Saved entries
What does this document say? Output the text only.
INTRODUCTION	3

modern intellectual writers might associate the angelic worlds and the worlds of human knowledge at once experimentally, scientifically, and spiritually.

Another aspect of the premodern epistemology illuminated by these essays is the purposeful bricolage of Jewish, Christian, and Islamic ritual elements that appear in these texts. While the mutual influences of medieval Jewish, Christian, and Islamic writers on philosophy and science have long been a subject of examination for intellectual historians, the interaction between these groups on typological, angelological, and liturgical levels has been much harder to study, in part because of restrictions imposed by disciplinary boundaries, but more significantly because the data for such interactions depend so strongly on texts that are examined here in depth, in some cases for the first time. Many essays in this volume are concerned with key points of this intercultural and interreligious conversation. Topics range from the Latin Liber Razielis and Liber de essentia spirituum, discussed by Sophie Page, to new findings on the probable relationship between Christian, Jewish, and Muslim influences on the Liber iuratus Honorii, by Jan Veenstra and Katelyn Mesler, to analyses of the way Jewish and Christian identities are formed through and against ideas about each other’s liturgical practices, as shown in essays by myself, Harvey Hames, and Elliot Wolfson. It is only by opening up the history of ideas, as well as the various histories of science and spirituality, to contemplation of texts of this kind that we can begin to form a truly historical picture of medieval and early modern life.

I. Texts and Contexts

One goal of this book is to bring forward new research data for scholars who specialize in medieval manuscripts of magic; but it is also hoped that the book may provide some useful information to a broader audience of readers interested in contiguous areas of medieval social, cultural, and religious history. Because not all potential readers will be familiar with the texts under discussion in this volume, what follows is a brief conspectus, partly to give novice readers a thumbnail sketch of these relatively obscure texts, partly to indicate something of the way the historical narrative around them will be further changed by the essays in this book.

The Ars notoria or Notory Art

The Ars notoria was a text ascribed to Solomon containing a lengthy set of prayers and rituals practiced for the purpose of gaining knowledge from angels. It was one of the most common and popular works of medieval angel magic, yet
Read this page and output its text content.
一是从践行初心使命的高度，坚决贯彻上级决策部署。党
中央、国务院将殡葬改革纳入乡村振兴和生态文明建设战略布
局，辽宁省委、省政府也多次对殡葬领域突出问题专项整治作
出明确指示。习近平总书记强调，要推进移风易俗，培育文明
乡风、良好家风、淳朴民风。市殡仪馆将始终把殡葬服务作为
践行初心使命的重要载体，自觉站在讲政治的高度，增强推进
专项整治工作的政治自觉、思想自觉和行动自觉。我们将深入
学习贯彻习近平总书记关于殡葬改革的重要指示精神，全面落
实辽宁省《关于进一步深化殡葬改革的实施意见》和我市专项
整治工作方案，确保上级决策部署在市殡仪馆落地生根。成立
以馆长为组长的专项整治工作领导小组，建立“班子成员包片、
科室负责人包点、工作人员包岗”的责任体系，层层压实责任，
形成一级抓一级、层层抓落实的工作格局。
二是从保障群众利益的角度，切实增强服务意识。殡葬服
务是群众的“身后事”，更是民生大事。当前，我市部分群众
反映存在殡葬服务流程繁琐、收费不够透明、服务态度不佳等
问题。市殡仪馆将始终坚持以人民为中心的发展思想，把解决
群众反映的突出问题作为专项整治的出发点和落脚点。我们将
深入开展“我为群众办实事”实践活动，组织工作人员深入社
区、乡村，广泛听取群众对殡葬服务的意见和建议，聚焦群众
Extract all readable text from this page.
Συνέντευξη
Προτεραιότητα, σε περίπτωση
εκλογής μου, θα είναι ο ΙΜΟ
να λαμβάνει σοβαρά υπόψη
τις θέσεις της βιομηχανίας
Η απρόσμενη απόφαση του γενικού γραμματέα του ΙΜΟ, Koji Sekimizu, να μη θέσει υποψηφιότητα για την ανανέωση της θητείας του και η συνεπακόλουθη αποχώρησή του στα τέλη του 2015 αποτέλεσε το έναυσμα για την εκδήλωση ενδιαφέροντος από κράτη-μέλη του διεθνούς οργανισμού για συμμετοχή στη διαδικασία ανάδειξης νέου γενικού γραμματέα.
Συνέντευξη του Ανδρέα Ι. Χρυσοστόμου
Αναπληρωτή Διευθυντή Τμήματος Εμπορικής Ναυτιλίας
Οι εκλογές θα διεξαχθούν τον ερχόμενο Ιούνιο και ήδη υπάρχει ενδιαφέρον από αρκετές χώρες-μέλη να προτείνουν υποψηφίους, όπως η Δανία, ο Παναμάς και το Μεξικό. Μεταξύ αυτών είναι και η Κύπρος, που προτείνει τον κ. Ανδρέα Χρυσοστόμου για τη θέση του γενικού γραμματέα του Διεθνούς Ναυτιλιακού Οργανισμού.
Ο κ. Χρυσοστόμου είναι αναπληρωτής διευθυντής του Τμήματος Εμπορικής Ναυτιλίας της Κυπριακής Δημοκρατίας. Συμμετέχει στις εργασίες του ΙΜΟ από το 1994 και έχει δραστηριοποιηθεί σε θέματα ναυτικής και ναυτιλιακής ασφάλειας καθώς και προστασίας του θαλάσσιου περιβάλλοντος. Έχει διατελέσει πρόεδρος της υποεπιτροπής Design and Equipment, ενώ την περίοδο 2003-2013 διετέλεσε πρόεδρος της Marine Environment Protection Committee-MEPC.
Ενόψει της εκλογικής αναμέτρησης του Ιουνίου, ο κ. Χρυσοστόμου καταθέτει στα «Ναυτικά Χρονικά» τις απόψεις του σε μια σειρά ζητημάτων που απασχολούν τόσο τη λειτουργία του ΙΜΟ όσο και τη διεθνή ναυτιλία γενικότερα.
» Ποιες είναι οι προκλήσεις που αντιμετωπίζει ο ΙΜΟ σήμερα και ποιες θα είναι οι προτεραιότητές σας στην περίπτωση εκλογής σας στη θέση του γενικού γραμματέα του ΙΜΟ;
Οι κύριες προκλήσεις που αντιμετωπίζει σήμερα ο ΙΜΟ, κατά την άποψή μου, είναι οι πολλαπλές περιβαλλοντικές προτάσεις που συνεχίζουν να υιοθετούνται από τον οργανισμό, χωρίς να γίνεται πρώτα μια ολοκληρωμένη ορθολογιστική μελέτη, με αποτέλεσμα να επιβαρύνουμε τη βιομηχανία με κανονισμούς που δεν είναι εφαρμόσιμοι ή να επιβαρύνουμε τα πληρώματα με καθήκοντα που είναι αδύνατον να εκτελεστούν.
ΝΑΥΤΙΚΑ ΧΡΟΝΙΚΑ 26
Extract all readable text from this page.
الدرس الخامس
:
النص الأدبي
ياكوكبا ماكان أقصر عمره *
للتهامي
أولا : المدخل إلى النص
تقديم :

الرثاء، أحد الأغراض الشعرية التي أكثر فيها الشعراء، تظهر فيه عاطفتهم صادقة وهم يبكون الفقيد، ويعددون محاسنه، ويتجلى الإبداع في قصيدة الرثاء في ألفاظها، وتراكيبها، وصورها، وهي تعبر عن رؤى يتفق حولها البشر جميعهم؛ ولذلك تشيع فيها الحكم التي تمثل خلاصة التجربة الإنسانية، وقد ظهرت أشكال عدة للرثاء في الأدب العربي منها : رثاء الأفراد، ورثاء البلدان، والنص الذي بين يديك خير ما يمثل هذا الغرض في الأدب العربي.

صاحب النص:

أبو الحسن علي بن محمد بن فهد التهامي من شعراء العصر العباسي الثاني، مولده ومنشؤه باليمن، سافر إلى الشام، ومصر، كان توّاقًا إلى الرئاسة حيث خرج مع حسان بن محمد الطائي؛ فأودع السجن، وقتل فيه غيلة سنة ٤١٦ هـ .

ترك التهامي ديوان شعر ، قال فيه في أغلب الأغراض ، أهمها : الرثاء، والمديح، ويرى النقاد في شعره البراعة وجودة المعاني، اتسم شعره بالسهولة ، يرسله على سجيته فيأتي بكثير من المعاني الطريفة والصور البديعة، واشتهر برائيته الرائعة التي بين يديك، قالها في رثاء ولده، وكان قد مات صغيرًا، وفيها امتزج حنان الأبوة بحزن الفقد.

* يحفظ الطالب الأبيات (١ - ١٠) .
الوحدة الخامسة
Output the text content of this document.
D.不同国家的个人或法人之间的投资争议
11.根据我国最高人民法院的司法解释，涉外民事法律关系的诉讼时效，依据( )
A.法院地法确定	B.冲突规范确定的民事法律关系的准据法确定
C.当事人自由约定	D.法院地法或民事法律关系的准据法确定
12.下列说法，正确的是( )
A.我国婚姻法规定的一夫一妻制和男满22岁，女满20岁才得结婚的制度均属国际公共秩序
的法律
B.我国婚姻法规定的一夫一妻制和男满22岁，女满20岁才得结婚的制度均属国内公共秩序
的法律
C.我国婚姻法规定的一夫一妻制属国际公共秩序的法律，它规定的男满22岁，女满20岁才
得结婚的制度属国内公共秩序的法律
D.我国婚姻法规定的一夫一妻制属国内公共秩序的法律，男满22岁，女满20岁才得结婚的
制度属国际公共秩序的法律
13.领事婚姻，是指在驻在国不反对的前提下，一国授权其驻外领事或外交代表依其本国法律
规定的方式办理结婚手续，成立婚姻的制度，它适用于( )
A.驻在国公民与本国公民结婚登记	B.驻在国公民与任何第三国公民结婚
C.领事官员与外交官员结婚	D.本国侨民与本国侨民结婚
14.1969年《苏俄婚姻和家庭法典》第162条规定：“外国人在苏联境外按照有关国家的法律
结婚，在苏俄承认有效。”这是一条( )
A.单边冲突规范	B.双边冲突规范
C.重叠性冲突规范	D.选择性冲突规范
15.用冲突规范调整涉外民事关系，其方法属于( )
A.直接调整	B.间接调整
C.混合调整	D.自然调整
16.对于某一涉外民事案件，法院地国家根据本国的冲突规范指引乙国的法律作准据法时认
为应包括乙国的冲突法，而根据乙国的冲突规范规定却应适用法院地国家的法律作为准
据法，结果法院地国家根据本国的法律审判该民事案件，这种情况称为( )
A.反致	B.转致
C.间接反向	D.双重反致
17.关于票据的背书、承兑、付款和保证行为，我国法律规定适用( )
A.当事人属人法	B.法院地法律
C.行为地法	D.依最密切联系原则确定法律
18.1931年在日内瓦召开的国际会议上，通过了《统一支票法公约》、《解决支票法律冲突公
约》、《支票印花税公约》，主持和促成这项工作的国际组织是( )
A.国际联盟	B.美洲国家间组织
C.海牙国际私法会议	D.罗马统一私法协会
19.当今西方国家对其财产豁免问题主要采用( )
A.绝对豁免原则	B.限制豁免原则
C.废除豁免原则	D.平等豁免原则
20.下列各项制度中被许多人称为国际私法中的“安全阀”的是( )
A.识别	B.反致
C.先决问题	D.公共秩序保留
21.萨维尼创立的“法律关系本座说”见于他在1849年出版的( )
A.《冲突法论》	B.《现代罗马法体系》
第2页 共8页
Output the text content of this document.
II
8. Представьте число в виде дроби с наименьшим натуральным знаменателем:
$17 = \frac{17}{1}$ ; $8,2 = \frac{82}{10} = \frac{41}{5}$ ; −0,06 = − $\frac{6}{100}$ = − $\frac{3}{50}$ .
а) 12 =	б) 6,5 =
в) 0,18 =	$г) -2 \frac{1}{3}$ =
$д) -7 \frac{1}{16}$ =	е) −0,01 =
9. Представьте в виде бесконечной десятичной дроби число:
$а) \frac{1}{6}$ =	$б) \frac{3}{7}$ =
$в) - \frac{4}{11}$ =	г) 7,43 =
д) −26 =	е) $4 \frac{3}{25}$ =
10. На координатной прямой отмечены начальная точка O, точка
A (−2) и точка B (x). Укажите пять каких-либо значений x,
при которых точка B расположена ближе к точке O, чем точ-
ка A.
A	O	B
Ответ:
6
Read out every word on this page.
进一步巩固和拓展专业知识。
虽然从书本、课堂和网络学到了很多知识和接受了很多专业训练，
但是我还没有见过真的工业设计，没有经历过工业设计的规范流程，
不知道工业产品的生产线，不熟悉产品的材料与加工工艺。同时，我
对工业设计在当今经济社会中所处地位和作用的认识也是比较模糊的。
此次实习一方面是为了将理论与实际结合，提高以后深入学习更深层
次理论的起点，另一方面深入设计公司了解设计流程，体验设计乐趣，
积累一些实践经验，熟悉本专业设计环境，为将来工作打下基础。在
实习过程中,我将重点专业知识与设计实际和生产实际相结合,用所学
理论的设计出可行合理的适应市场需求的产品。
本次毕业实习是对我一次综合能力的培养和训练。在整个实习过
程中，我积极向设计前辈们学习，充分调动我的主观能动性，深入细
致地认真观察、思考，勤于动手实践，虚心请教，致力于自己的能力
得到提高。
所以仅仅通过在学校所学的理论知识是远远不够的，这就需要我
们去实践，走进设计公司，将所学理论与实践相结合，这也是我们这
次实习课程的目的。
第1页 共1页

■ Given problem ■
Check each line of the records above for the string "число", and report every line that has it.

■ Answer in full ■
8. Представьте число в виде дроби с наименьшим натуральным знаменателем:
9. Представьте в виде бесконечной десятичной дроби число:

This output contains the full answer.